Could you print all the entries exactly?

---------------

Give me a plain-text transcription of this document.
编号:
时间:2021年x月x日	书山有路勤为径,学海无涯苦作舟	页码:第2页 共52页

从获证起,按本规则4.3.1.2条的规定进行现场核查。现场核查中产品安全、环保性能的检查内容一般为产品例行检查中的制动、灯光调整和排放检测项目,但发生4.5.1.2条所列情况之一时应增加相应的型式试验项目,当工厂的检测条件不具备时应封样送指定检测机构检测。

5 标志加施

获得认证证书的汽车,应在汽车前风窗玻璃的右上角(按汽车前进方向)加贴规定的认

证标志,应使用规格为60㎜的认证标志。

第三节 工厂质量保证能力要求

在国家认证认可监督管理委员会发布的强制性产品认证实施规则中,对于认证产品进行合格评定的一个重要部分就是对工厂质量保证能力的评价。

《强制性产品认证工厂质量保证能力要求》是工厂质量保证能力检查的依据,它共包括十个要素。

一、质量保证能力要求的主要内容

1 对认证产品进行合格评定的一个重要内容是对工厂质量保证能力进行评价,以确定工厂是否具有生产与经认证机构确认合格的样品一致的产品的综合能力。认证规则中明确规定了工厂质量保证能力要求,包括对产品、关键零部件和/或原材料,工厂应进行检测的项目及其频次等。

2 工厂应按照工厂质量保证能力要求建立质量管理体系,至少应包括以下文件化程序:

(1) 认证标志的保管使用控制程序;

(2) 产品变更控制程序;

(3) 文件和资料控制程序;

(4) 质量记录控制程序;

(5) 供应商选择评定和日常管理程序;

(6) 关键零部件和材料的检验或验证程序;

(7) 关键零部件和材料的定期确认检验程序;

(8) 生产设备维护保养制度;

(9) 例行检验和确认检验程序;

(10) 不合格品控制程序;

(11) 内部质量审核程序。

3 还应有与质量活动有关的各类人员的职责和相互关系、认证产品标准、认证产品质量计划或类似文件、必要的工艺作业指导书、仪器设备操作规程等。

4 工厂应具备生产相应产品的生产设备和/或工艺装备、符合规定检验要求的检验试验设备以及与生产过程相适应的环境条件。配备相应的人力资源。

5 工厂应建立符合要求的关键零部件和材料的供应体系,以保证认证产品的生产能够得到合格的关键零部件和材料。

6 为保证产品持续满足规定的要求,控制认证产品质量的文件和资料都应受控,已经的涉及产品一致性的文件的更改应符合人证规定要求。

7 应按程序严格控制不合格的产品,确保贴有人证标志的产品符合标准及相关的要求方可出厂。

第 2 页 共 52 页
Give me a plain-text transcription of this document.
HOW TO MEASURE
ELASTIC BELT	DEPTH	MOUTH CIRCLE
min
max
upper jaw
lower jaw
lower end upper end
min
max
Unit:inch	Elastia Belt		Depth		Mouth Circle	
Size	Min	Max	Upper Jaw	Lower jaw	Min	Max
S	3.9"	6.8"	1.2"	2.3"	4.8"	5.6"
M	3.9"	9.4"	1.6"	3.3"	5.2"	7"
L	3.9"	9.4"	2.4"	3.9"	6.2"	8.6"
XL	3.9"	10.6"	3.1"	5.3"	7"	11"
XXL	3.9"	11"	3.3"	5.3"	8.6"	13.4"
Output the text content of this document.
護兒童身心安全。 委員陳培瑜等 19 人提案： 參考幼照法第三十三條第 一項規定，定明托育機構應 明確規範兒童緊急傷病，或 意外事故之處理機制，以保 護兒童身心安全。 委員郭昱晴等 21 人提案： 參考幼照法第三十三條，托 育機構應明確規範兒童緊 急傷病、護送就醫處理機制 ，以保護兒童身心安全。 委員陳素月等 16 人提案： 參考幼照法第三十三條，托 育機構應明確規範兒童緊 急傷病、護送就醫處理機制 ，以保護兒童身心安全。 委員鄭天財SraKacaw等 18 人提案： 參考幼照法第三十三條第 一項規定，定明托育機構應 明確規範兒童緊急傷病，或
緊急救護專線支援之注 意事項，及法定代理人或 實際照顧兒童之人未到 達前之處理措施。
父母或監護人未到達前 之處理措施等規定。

---------------

FULL OUTPUT:
Give me a plain-text transcription of this document.
编号:
时间:2021年x月x日	书山有路勤为径,学海无涯苦作舟	页码:第2页 共52页

从获证起,按本规则4.3.1.2条的规定进行现场核查。现场核查中产品安全、环保性能的检查内容一般为产品例行检查中的制动、灯光调整和排放检测项目,但发生4.5.1.2条所列情况之一时应增加相应的型式试验项目,当工厂的检测条件不具备时应封样送指定检测机构检测。

5 标志加施

获得认证证书的汽车,应在汽车前风窗玻璃的右上角(按汽车前进方向)加贴规定的认

证标志,应使用规格为60㎜的认证标志。

第三节 工厂质量保证能力要求

在国家认证认可监督管理委员会发布的强制性产品认证实施规则中,对于认证产品进行合格评定的一个重要部分就是对工厂质量保证能力的评价。

《强制性产品认证工厂质量保证能力要求》是工厂质量保证能力检查的依据,它共包括十个要素。

一、质量保证能力要求的主要内容

1 对认证产品进行合格评定的一个重要内容是对工厂质量保证能力进行评价,以确定工厂是否具有生产与经认证机构确认合格的样品一致的产品的综合能力。认证规则中明确规定了工厂质量保证能力要求,包括对产品、关键零部件和/或原材料,工厂应进行检测的项目及其频次等。

2 工厂应按照工厂质量保证能力要求建立质量管理体系,至少应包括以下文件化程序:

(1) 认证标志的保管使用控制程序;

(2) 产品变更控制程序;

(3) 文件和资料控制程序;

(4) 质量记录控制程序;

(5) 供应商选择评定和日常管理程序;

(6) 关键零部件和材料的检验或验证程序;

(7) 关键零部件和材料的定期确认检验程序;

(8) 生产设备维护保养制度;

(9) 例行检验和确认检验程序;

(10) 不合格品控制程序;

(11) 内部质量审核程序。

3 还应有与质量活动有关的各类人员的职责和相互关系、认证产品标准、认证产品质量计划或类似文件、必要的工艺作业指导书、仪器设备操作规程等。

4 工厂应具备生产相应产品的生产设备和/或工艺装备、符合规定检验要求的检验试验设备以及与生产过程相适应的环境条件。配备相应的人力资源。

5 工厂应建立符合要求的关键零部件和材料的供应体系,以保证认证产品的生产能够得到合格的关键零部件和材料。

6 为保证产品持续满足规定的要求,控制认证产品质量的文件和资料都应受控,已经的涉及产品一致性的文件的更改应符合人证规定要求。

7 应按程序严格控制不合格的产品,确保贴有人证标志的产品符合标准及相关的要求方可出厂。

第 2 页 共 52 页
Give me a plain-text transcription of this document.
HOW TO MEASURE
ELASTIC BELT	DEPTH	MOUTH CIRCLE
min
max
upper jaw
lower jaw
lower end upper end
min
max
Unit:inch	Elastia Belt		Depth		Mouth Circle	
Size	Min	Max	Upper Jaw	Lower jaw	Min	Max
S	3.9"	6.8"	1.2"	2.3"	4.8"	5.6"
M	3.9"	9.4"	1.6"	3.3"	5.2"	7"
L	3.9"	9.4"	2.4"	3.9"	6.2"	8.6"
XL	3.9"	10.6"	3.1"	5.3"	7"	11"
XXL	3.9"	11"	3.3"	5.3"	8.6"	13.4"
Output the text content of this document.
護兒童身心安全。 委員陳培瑜等 19 人提案： 參考幼照法第三十三條第 一項規定，定明托育機構應 明確規範兒童緊急傷病，或 意外事故之處理機制，以保 護兒童身心安全。 委員郭昱晴等 21 人提案： 參考幼照法第三十三條，托 育機構應明確規範兒童緊 急傷病、護送就醫處理機制 ，以保護兒童身心安全。 委員陳素月等 16 人提案： 參考幼照法第三十三條，托 育機構應明確規範兒童緊 急傷病、護送就醫處理機制 ，以保護兒童身心安全。 委員鄭天財SraKacaw等 18 人提案： 參考幼照法第三十三條第 一項規定，定明托育機構應 明確規範兒童緊急傷病，或
緊急救護專線支援之注 意事項，及法定代理人或 實際照顧兒童之人未到 達前之處理措施。
父母或監護人未到達前 之處理措施等規定。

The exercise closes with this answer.